- _TASK INSTRUCTIONS_
From the data that follows, report how many lines hold the string "icon", giving only the number.

:::

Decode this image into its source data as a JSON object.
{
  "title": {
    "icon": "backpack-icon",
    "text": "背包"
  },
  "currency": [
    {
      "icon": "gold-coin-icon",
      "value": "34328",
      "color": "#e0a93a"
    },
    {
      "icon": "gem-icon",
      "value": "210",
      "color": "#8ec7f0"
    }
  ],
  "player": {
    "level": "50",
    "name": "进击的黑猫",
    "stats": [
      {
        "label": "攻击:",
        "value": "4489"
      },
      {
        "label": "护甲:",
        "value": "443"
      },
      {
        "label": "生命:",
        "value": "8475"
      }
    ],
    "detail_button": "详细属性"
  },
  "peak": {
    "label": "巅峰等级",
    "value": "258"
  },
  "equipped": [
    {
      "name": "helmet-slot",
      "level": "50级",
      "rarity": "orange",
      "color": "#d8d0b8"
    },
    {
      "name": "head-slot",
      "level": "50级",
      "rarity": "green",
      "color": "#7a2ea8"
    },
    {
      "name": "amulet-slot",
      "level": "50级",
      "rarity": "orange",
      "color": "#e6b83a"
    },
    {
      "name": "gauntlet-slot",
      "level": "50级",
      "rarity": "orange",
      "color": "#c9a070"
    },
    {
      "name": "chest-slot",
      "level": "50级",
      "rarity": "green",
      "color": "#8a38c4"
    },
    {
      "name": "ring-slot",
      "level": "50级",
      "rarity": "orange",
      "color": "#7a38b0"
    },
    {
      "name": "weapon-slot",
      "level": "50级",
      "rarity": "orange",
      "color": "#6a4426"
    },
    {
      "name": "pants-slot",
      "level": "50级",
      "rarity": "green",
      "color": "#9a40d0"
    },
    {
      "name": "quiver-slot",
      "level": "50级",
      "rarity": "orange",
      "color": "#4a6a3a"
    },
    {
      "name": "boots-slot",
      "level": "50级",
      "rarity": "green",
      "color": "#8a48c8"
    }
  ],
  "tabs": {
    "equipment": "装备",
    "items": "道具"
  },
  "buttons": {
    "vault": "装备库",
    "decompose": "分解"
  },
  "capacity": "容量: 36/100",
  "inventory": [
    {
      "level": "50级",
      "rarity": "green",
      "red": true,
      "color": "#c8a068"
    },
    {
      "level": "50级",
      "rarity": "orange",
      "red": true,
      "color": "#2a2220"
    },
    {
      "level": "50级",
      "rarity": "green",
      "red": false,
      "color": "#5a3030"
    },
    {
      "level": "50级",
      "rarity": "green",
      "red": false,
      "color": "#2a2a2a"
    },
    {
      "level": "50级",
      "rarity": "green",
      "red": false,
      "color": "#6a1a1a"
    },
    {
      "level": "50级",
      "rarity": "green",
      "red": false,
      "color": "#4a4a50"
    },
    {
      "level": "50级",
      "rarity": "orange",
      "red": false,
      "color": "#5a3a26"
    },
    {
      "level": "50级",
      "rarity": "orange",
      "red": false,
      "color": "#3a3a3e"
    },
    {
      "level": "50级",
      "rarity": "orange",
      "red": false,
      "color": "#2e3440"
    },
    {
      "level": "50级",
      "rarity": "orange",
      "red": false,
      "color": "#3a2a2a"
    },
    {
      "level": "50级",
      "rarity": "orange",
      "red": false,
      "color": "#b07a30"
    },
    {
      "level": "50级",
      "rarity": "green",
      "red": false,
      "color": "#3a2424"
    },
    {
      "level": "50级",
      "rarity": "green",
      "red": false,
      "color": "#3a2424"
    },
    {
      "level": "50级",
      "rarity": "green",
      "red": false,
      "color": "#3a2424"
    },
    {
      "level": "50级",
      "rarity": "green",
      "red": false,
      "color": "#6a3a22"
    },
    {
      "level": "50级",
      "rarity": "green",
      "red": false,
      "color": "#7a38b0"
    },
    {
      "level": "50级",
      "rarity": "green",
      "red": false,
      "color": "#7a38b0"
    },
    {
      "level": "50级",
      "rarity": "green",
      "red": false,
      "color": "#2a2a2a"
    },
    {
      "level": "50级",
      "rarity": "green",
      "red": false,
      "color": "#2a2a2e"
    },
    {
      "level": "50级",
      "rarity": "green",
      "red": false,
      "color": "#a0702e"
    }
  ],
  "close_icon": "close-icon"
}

:::

- _EXPECTED OUTPUT_
4